— start Task data —
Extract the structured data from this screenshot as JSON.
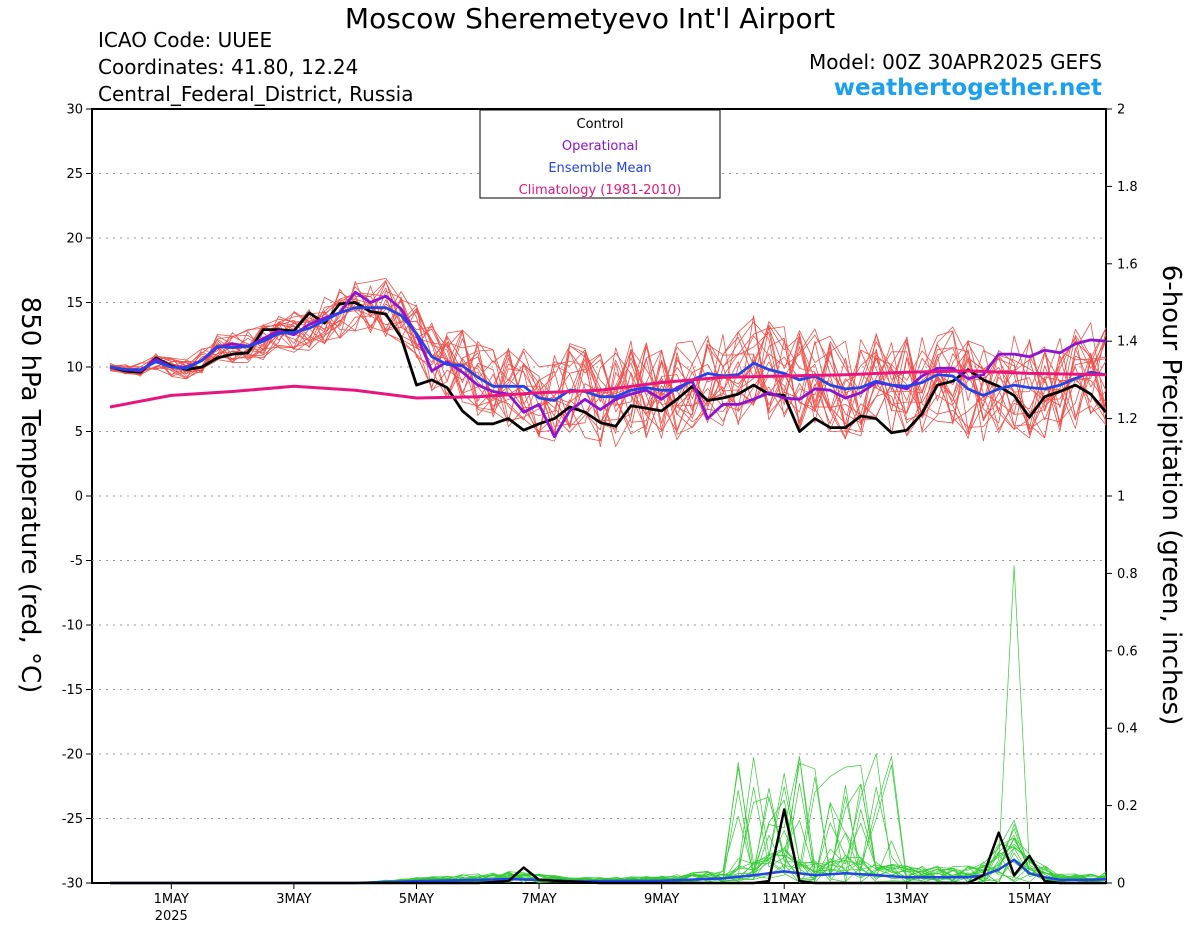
{
  "header": {
    "title": "Moscow Sheremetyevo Int'l Airport",
    "icao": "ICAO Code: UUEE",
    "coordinates": "Coordinates: 41.80, 12.24",
    "region": "Central_Federal_District, Russia",
    "model": "Model: 00Z 30APR2025 GEFS",
    "site": "weathertogether.net"
  },
  "chart_data": {
    "type": "line",
    "title": "Moscow Sheremetyevo Int'l Airport",
    "ylabel": "850 hPa Temperature (red, °C)",
    "y2label": "6-hour Precipitation (green, inches)",
    "xlim": [
      "2025-04-30T00Z",
      "2025-05-16T06Z"
    ],
    "ylim": [
      -30,
      30
    ],
    "y2lim": [
      0,
      2
    ],
    "grid": true,
    "legend_position": "top-center",
    "yticks": [
      "30",
      "25",
      "20",
      "15",
      "10",
      "5",
      "0",
      "-5",
      "-10",
      "-15",
      "-20",
      "-25",
      "-30"
    ],
    "y2ticks": [
      "2",
      "1.8",
      "1.6",
      "1.4",
      "1.2",
      "1",
      "0.8",
      "0.6",
      "0.4",
      "0.2",
      "0"
    ],
    "xticks": [
      {
        "label": "1MAY",
        "sub": "2025",
        "x": "2025-05-01"
      },
      {
        "label": "3MAY",
        "sub": "",
        "x": "2025-05-03"
      },
      {
        "label": "5MAY",
        "sub": "",
        "x": "2025-05-05"
      },
      {
        "label": "7MAY",
        "sub": "",
        "x": "2025-05-07"
      },
      {
        "label": "9MAY",
        "sub": "",
        "x": "2025-05-09"
      },
      {
        "label": "11MAY",
        "sub": "",
        "x": "2025-05-11"
      },
      {
        "label": "13MAY",
        "sub": "",
        "x": "2025-05-13"
      },
      {
        "label": "15MAY",
        "sub": "",
        "x": "2025-05-15"
      }
    ],
    "legend": [
      {
        "label": "Control",
        "color": "#000000"
      },
      {
        "label": "Operational",
        "color": "#8a14d6"
      },
      {
        "label": "Ensemble Mean",
        "color": "#2244e8"
      },
      {
        "label": "Climatology (1981-2010)",
        "color": "#e8157e"
      }
    ],
    "colors": {
      "members": "#f0504a",
      "precip": "#33cc33"
    },
    "day_offset_of_first_x": 0,
    "series": [
      {
        "name": "Control",
        "color": "#000000",
        "x": [
          0,
          0.25,
          0.5,
          0.75,
          1,
          1.25,
          1.5,
          1.75,
          2,
          2.25,
          2.5,
          2.75,
          3,
          3.25,
          3.5,
          3.75,
          4,
          4.25,
          4.5,
          4.75,
          5,
          5.25,
          5.5,
          5.75,
          6,
          6.25,
          6.5,
          6.75,
          7,
          7.25,
          7.5,
          7.75,
          8,
          8.25,
          8.5,
          8.75,
          9,
          9.25,
          9.5,
          9.75,
          10,
          10.25,
          10.5,
          10.75,
          11,
          11.25,
          11.5,
          11.75,
          12,
          12.25,
          12.5,
          12.75,
          13,
          13.25,
          13.5,
          13.75,
          14,
          14.25,
          14.5,
          14.75,
          15,
          15.25,
          15.5,
          15.75,
          16,
          16.25
        ],
        "values": [
          10,
          9.7,
          9.6,
          10.7,
          10.1,
          9.8,
          10.0,
          10.7,
          11.0,
          11.1,
          12.9,
          12.9,
          12.8,
          14.2,
          13.4,
          14.9,
          15.0,
          14.3,
          14.1,
          12.3,
          8.6,
          9.0,
          8.4,
          6.6,
          5.6,
          5.6,
          6.0,
          5.1,
          5.6,
          6.0,
          6.9,
          6.5,
          5.7,
          5.4,
          7.0,
          6.8,
          6.6,
          7.5,
          8.5,
          7.4,
          7.6,
          7.9,
          8.6,
          7.9,
          7.8,
          5.0,
          6.0,
          5.3,
          5.3,
          6.2,
          6.0,
          4.9,
          5.1,
          6.4,
          8.6,
          8.9,
          9.8,
          9.0,
          8.5,
          7.8,
          6.1,
          7.7,
          8.1,
          8.6,
          7.9,
          6.5
        ]
      },
      {
        "name": "Operational",
        "color": "#8a14d6",
        "x": [
          0,
          0.25,
          0.5,
          0.75,
          1,
          1.25,
          1.5,
          1.75,
          2,
          2.25,
          2.5,
          2.75,
          3,
          3.25,
          3.5,
          3.75,
          4,
          4.25,
          4.5,
          4.75,
          5,
          5.25,
          5.5,
          5.75,
          6,
          6.25,
          6.5,
          6.75,
          7,
          7.25,
          7.5,
          7.75,
          8,
          8.25,
          8.5,
          8.75,
          9,
          9.25,
          9.5,
          9.75,
          10,
          10.25,
          10.5,
          10.75,
          11,
          11.25,
          11.5,
          11.75,
          12,
          12.25,
          12.5,
          12.75,
          13,
          13.25,
          13.5,
          13.75,
          14,
          14.25,
          14.5,
          14.75,
          15,
          15.25,
          15.5,
          15.75,
          16,
          16.25
        ],
        "values": [
          10,
          9.8,
          9.7,
          10.6,
          10.0,
          10.0,
          10.5,
          11.5,
          11.8,
          11.6,
          12.2,
          12.8,
          12.5,
          13.3,
          13.8,
          14.2,
          15.8,
          15.0,
          15.5,
          14.5,
          12.5,
          9.7,
          10.4,
          9.6,
          8.6,
          8.1,
          7.9,
          6.5,
          7.1,
          4.6,
          6.6,
          7.5,
          6.7,
          7.5,
          7.9,
          8.2,
          7.5,
          8.4,
          8.9,
          6.0,
          7.1,
          7.1,
          7.5,
          8.0,
          7.6,
          7.5,
          8.3,
          8.2,
          7.6,
          8.0,
          8.8,
          8.6,
          8.3,
          9.3,
          9.9,
          9.9,
          9.1,
          9.4,
          11.0,
          11.0,
          10.8,
          11.3,
          11.1,
          11.8,
          12.1,
          12.0
        ]
      },
      {
        "name": "Ensemble Mean",
        "color": "#2244e8",
        "x": [
          0,
          0.25,
          0.5,
          0.75,
          1,
          1.25,
          1.5,
          1.75,
          2,
          2.25,
          2.5,
          2.75,
          3,
          3.25,
          3.5,
          3.75,
          4,
          4.25,
          4.5,
          4.75,
          5,
          5.25,
          5.5,
          5.75,
          6,
          6.25,
          6.5,
          6.75,
          7,
          7.25,
          7.5,
          7.75,
          8,
          8.25,
          8.5,
          8.75,
          9,
          9.25,
          9.5,
          9.75,
          10,
          10.25,
          10.5,
          10.75,
          11,
          11.25,
          11.5,
          11.75,
          12,
          12.25,
          12.5,
          12.75,
          13,
          13.25,
          13.5,
          13.75,
          14,
          14.25,
          14.5,
          14.75,
          15,
          15.25,
          15.5,
          15.75,
          16,
          16.25
        ],
        "values": [
          10,
          9.8,
          9.8,
          10.4,
          10.0,
          9.9,
          10.5,
          11.6,
          11.5,
          11.6,
          12.0,
          12.6,
          12.7,
          13.0,
          13.6,
          14.2,
          14.6,
          14.6,
          14.6,
          14.0,
          12.6,
          10.8,
          10.2,
          10.1,
          9.2,
          8.5,
          8.5,
          8.5,
          7.6,
          7.4,
          8.2,
          8.1,
          7.7,
          7.7,
          8.2,
          8.4,
          8.2,
          8.2,
          9.0,
          9.5,
          9.3,
          9.4,
          10.3,
          9.8,
          9.5,
          9.0,
          9.3,
          8.6,
          8.3,
          8.4,
          8.9,
          8.6,
          8.5,
          8.8,
          9.4,
          9.3,
          8.3,
          7.8,
          8.3,
          8.6,
          8.4,
          8.3,
          8.6,
          9.1,
          9.6,
          9.4
        ]
      },
      {
        "name": "Climatology (1981-2010)",
        "color": "#e8157e",
        "x": [
          0,
          1,
          2,
          3,
          4,
          5,
          6,
          7,
          8,
          9,
          10,
          11,
          12,
          13,
          14,
          15,
          16.25
        ],
        "values": [
          6.9,
          7.8,
          8.1,
          8.5,
          8.2,
          7.6,
          7.7,
          8.0,
          8.2,
          8.8,
          9.2,
          9.3,
          9.4,
          9.6,
          9.7,
          9.5,
          9.4
        ]
      }
    ],
    "control_precip": {
      "x": [
        0,
        1,
        2,
        3,
        4,
        5,
        6,
        6.5,
        6.75,
        7,
        8,
        9,
        10,
        10.5,
        10.75,
        11,
        11.25,
        11.5,
        11.75,
        12,
        13,
        14,
        14.25,
        14.5,
        14.75,
        15,
        15.25,
        15.5,
        15.75,
        16,
        16.25
      ],
      "values": [
        0,
        0,
        0,
        0,
        0,
        0,
        0,
        0.005,
        0.04,
        0.008,
        0,
        0,
        0,
        0,
        0.005,
        0.19,
        0.005,
        0,
        0,
        0,
        0,
        0,
        0.02,
        0.13,
        0.02,
        0.07,
        0.005,
        0,
        0,
        0,
        0
      ]
    },
    "mean_precip": {
      "x": [
        0,
        1,
        2,
        3,
        4,
        5,
        6,
        6.5,
        7,
        7.5,
        8,
        9,
        10,
        10.5,
        10.75,
        11,
        11.5,
        12,
        12.5,
        13,
        13.5,
        14,
        14.25,
        14.5,
        14.75,
        15,
        15.25,
        15.5,
        16,
        16.25
      ],
      "values": [
        0,
        0,
        0,
        0,
        0,
        0.005,
        0.008,
        0.01,
        0.008,
        0.005,
        0.005,
        0.006,
        0.012,
        0.02,
        0.025,
        0.03,
        0.02,
        0.025,
        0.02,
        0.015,
        0.015,
        0.015,
        0.02,
        0.035,
        0.06,
        0.025,
        0.015,
        0.008,
        0.008,
        0.01
      ]
    },
    "ensemble_member_note": "Ensemble members shown as thin red (temperature) and green (precipitation) lines."
  }
}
— end Task data —
**Work to complete:**
Where a line holds "members", copy it out.

**Finished answer:**
      "members": "#f0504a",
    "ensemble_member_note": "Ensemble members shown as thin red (temperature) and green (precipitation) lines."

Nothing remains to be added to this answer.